**Provided information**
>> START

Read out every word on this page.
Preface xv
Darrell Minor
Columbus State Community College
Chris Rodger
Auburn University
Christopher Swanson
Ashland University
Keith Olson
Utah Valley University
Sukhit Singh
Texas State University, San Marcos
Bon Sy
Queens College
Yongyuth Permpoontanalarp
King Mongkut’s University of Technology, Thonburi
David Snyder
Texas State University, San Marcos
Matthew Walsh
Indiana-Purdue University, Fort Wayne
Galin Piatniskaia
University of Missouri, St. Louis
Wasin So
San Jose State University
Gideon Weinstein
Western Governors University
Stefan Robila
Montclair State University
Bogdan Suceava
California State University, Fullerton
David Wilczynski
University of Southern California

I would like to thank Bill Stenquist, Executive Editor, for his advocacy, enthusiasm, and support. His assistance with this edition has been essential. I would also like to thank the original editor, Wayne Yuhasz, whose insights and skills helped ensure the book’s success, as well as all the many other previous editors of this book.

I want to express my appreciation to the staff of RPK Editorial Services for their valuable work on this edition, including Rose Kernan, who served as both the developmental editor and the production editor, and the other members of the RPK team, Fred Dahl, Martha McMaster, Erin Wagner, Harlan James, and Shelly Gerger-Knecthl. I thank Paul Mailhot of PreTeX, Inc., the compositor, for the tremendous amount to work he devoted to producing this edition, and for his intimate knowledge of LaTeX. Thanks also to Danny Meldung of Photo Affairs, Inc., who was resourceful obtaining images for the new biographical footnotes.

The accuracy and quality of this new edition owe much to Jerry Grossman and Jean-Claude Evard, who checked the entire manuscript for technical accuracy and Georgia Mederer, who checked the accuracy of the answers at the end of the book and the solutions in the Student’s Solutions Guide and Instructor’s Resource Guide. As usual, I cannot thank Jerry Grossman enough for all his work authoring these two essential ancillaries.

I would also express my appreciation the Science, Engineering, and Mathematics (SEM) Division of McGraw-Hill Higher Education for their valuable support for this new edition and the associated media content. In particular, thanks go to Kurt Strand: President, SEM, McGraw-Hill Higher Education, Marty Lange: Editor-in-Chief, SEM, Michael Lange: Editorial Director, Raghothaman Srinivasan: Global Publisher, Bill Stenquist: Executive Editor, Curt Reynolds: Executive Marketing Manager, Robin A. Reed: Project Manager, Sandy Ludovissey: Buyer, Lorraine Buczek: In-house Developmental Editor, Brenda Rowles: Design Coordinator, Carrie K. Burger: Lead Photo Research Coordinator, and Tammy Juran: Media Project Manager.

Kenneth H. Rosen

>> END

**Exercise aim**
Search the preceding listing for "Wayne" and extract every line where it is found.

**Reply**
Indiana-Purdue University, Fort Wayne
I would like to thank Bill Stenquist, Executive Editor, for his advocacy, enthusiasm, and support. His assistance with this edition has been essential. I would also like to thank the original editor, Wayne Yuhasz, whose insights and skills helped ensure the book’s success, as well as all the many other previous editors of this book.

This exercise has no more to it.